Written problem: Locate the string "records" throughout the material and copy every line in which it occurs.
──────────
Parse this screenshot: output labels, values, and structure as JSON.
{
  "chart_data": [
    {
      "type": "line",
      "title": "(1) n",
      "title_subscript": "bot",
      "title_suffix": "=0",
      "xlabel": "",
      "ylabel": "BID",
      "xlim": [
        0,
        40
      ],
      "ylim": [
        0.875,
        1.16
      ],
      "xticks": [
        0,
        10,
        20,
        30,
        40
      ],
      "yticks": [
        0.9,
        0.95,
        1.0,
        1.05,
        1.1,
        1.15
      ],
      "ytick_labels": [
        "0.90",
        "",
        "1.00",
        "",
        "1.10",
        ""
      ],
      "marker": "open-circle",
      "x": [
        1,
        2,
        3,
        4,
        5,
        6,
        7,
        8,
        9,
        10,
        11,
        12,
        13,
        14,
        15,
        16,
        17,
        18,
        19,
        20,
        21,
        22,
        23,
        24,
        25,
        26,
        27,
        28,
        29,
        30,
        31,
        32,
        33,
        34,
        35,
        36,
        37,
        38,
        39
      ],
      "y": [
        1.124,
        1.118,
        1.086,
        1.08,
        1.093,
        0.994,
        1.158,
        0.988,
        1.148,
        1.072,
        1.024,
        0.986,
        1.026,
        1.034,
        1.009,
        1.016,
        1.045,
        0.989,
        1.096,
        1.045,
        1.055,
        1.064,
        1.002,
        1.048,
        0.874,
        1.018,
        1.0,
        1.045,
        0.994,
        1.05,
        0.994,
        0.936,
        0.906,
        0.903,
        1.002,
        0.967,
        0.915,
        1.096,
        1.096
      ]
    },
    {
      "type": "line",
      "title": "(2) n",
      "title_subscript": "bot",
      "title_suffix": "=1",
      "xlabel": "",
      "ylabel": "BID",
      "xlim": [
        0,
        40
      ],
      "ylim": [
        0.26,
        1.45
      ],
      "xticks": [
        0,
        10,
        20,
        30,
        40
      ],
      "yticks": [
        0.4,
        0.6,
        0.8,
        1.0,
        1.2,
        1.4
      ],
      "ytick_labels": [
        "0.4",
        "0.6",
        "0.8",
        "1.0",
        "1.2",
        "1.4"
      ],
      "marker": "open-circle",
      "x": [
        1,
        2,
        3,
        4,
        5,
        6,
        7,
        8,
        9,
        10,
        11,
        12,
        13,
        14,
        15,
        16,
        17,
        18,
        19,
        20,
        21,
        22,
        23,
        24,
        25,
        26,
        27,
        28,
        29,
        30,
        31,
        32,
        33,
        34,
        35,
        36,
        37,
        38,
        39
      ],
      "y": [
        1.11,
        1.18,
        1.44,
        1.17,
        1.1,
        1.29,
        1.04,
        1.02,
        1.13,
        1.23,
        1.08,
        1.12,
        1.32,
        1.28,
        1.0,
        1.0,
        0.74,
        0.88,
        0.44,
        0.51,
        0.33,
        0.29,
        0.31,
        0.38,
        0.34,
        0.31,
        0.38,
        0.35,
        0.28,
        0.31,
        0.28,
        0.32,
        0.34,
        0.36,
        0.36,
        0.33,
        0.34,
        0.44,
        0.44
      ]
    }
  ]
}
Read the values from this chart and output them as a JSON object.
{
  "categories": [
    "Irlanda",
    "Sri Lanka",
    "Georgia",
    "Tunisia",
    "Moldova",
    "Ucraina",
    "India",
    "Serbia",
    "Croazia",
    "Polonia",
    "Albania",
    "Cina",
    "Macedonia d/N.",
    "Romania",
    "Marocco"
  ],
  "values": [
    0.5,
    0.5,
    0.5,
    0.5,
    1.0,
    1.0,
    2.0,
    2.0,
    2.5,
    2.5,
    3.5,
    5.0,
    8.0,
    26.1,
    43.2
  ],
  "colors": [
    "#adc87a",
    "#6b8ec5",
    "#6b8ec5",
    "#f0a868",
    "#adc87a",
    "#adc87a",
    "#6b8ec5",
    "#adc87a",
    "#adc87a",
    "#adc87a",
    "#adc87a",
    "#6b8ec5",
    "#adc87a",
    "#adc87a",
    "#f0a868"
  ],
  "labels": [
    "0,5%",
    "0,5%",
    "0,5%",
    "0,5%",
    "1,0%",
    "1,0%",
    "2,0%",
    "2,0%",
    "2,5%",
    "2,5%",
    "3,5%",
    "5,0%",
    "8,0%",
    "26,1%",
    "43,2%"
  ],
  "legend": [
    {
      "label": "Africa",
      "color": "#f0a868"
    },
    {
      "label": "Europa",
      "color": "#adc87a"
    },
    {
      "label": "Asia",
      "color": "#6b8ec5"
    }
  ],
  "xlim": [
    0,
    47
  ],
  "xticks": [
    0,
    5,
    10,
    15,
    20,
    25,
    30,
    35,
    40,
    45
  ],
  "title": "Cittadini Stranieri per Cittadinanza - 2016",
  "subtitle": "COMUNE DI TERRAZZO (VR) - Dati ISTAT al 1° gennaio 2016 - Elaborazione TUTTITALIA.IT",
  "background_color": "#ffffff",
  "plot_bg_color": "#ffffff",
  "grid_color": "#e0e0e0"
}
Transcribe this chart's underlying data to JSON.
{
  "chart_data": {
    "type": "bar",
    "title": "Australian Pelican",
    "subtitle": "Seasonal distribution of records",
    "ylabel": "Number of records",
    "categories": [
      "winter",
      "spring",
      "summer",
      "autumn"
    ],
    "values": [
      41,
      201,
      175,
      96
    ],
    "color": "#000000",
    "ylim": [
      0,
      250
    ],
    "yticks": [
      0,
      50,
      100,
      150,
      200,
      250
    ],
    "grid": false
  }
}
──────────
Reply:
    "subtitle": "Seasonal distribution of records",
    "ylabel": "Number of records",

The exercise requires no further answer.